» PROVIDED TEXT

+--

# Renewal time for my R35



## AdnanK (Jun 11, 2013)

Renewal due in 08 Jan, best quote so far is £980 with Performance Direct.

Who can quote me happy? 

2013 GTR Premium 
4k miles a year
Male 35 years
10 years NCB
15 years license
Post TW14

Also interested in multi-car policy

2nd car
2002 BMW 530d
8k miles a year


----------



## dtox (Sep 21, 2009)

I'm at the same boat but getting £1,500 quotes... I hate insurance on these cars


----------



## whpFarmer (Oct 3, 2014)

You could do worse in comparison to other performance oriented cars.
1 500 £ would depend on a lot of factors.
They bumped me down a 100£ when I asked if I don't get a discount with an angry dog ,lots of weapons and a keen attitude towards would be car thieves.


----------



## DODGY (Oct 28, 2001)

Sky insurance £860 stage 4.25 03303 331250


----------



## Keith Michaels (Apr 3, 2009)

Hi AdnanK, 

Have you tried us yet? We're very competitive, particularly when it comes to GTR insurance. Please give Jeremy a call on 0845 618 5306 or jump on over to our online quote request form: https://www.keithmichaels.co.uk/get-a-quote/index.php?view=step1 and someone will get back to you. 

Many thanks, 

Matt


----------



## H14FUL (Apr 23, 2015)

I'm 38 with 10years NCB. 2009 stage 4.25. Mines £592 with 1st Central. It was cheaper to put the missis on and to say its parked on the road at the front of the house. It does have a tracker on so not sure how much difference that makes.


----------



## Chronos (Dec 2, 2013)

4k miles a year?? hardly worth it! :chuckle::chuckle:


----------



## Mattv868 (Jan 10, 2015)

I go through A-Plan, who put insure me with Marker Study. £800 ish from memory, stage 4.25, all mods declared, tracker fitted, garaged overnight, and i'm all clean apart from a recent NON fault (no claim with them) right off.


----------



## AdnanK (Jun 11, 2013)

Keith Michaels said:


> Hi AdnanK,
> 
> Have you tried us yet? We're very competitive, particularly when it comes to GTR insurance. Please give Jeremy a call on 0845 618 5306 or jump on over to our online quote request form: https://www.keithmichaels.co.uk/get-a-quote/index.php?view=step1 and someone will get back to you.
> 
> ...


Ill drop a call later today. 

Do you guys to multi-car policies?


----------



## AIB Insurance (Jun 24, 2015)

+--

» DIRECTIONS
(1) In the R35 insurance renewal thread, what is the best quote AdnanK reports so far, and from which insurer?
(2) Extend the R35 insurance renewal thread onward from its final line.

» DATA EXCERPT
+--

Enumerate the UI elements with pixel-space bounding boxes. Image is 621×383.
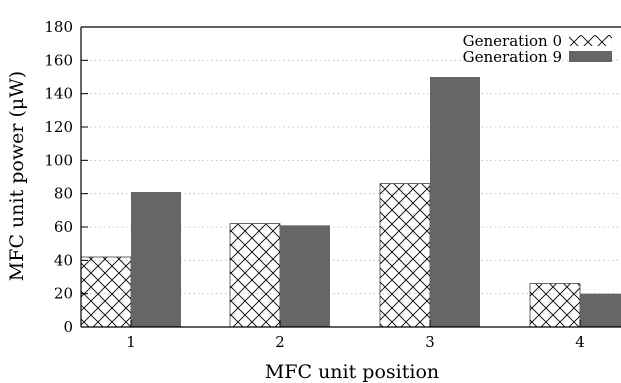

+--

» THE ANSWERS
(1) £980 with Performance Direct.

(2)
Hi,

Give the AIB team a call on 02380 268351, we insure GTR's and Skylines every day and would love to give you a quotation.

We also offer healthy multi car discounts if you have more than one vehicle.

Kind Regards

AIB Insurance


----------



## TREG (May 20, 2004)

This may help mate


http://www.gtr.co.uk/forum/144201-r35-insurance-simplessss.html


----------



## Keith Michaels (Apr 3, 2009)

AdnanK said:


> Ill drop a call later today.
> 
> Do you guys to multi-car policies?


We do indeed. Let me know if you need anything else. 

Matt


----------



## AdnanK (Jun 11, 2013)

Still waiting for a call back from Jeremy, he was busy with another customer when I called.


----------



## Keith Michaels (Apr 3, 2009)

Hi Adnank, 

Please could you private message me your contact number so I can pass it on to Jeremy and ask him to chase up? 

Many thanks, 

Matt


----------



## dav134 (Dec 22, 2014)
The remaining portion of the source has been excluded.